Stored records
* * * * *

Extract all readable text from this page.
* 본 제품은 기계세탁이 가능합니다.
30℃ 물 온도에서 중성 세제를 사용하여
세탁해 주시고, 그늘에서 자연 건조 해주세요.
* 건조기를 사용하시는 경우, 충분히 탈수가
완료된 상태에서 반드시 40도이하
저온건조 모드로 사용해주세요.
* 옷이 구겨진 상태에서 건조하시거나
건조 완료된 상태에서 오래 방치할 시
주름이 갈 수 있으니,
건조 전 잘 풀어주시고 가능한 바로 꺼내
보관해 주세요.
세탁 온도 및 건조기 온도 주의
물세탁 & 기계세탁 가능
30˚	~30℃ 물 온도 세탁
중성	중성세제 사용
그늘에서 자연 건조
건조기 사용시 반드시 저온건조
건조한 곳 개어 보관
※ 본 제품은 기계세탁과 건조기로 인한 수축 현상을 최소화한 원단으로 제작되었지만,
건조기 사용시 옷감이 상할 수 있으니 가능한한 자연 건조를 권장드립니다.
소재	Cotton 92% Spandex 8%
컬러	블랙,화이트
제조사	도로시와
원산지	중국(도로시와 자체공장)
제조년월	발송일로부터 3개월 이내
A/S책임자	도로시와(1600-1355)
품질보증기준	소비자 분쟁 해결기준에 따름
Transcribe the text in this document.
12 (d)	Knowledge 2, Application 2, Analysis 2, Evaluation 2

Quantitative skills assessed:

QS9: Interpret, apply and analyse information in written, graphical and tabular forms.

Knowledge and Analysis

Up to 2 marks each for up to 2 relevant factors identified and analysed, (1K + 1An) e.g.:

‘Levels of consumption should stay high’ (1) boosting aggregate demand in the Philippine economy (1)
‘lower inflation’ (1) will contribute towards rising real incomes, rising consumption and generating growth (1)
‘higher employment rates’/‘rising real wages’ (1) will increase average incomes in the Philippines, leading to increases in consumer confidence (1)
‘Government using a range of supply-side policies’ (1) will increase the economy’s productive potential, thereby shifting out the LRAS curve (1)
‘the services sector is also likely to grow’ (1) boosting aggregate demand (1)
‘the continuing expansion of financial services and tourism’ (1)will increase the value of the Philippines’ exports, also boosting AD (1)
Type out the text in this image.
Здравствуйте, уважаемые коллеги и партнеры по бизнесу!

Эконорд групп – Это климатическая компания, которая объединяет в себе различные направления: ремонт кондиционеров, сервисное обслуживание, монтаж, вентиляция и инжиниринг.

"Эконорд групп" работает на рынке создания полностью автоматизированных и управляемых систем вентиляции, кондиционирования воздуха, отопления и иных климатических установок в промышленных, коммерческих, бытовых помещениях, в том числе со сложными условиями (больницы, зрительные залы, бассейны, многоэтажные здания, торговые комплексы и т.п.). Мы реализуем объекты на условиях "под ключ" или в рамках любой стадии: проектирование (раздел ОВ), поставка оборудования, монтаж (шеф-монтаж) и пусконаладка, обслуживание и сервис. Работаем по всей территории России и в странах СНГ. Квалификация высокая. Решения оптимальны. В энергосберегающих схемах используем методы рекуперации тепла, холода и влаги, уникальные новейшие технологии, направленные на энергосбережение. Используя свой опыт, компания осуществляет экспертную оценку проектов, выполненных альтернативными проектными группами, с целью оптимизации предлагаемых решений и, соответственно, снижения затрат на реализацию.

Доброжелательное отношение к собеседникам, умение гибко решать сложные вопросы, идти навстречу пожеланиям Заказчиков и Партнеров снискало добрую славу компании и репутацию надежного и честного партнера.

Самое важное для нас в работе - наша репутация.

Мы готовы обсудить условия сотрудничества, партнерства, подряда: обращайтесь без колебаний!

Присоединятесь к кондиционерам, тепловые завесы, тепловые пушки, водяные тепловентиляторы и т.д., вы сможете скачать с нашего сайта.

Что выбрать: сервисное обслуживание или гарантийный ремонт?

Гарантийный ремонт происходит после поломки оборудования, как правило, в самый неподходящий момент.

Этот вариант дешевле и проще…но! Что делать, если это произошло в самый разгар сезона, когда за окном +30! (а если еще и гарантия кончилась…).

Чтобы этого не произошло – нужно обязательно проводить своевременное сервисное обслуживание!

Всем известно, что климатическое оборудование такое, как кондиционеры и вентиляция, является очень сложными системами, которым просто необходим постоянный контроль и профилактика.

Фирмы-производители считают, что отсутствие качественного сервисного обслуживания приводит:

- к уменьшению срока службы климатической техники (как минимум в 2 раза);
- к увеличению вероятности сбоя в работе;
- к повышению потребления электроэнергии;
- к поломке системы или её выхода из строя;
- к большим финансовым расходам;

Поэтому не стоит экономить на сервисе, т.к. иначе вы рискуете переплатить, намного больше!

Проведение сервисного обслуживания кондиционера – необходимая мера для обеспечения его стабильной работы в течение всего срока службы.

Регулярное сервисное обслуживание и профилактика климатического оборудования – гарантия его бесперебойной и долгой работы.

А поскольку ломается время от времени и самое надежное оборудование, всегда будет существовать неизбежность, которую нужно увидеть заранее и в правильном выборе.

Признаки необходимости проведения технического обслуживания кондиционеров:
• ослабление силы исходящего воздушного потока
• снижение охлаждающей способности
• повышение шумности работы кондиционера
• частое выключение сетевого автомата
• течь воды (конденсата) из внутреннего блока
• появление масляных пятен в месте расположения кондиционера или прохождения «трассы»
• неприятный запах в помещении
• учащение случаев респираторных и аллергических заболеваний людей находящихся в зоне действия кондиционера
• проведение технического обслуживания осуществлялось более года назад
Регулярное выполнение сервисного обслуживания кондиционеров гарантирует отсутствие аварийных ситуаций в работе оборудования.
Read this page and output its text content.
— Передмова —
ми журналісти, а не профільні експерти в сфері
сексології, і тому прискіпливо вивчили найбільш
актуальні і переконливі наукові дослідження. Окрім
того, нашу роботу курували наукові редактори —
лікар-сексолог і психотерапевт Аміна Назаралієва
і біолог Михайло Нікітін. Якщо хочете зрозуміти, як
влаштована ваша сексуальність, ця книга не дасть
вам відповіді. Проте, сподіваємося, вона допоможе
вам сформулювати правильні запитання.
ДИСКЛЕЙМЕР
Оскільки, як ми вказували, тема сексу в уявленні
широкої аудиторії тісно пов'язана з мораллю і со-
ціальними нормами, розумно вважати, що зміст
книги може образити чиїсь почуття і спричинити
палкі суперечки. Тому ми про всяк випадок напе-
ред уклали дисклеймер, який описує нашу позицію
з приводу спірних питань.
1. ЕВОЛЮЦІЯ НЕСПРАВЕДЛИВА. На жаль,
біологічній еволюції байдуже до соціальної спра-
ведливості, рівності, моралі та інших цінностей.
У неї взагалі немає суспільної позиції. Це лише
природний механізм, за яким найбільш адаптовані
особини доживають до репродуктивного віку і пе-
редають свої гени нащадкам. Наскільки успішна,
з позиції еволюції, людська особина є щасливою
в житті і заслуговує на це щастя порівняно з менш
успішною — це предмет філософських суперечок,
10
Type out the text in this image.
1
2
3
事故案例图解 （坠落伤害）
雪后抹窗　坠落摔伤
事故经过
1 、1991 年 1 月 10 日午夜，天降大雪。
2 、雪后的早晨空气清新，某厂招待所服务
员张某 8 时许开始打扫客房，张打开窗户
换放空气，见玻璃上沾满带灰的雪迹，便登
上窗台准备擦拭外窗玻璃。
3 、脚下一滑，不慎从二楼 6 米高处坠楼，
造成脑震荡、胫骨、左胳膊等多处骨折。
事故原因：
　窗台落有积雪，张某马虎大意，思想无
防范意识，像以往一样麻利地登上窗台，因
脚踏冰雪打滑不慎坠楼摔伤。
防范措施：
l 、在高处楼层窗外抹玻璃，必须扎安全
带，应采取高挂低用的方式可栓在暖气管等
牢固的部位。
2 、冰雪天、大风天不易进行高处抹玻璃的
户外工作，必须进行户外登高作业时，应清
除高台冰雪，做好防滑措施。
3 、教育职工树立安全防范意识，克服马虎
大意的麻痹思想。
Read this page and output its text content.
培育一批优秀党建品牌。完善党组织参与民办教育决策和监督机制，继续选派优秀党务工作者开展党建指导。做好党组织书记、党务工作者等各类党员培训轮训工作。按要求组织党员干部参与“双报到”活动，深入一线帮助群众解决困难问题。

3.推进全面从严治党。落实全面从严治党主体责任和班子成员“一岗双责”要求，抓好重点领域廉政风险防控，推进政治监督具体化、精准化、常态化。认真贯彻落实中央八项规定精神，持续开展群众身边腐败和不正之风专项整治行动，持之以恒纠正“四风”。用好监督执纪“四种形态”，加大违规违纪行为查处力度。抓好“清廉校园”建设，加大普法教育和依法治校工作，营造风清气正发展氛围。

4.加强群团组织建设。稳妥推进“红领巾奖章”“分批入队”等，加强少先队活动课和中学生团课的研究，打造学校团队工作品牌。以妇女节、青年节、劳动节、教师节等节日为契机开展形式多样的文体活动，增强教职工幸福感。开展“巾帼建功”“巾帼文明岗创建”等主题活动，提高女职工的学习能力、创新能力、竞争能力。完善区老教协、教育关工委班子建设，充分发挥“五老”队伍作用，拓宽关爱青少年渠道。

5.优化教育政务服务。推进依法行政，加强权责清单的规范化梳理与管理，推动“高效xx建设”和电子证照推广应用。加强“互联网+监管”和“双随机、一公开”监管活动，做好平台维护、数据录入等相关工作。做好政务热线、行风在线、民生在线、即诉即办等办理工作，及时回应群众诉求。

* * * * *

• What is expected:
Each line in the entries above that includes the string "найбільш" should be extracted.

• Exercise output:
сексології, і тому прискіпливо вивчили найбільш
природний механізм, за яким найбільш адаптовані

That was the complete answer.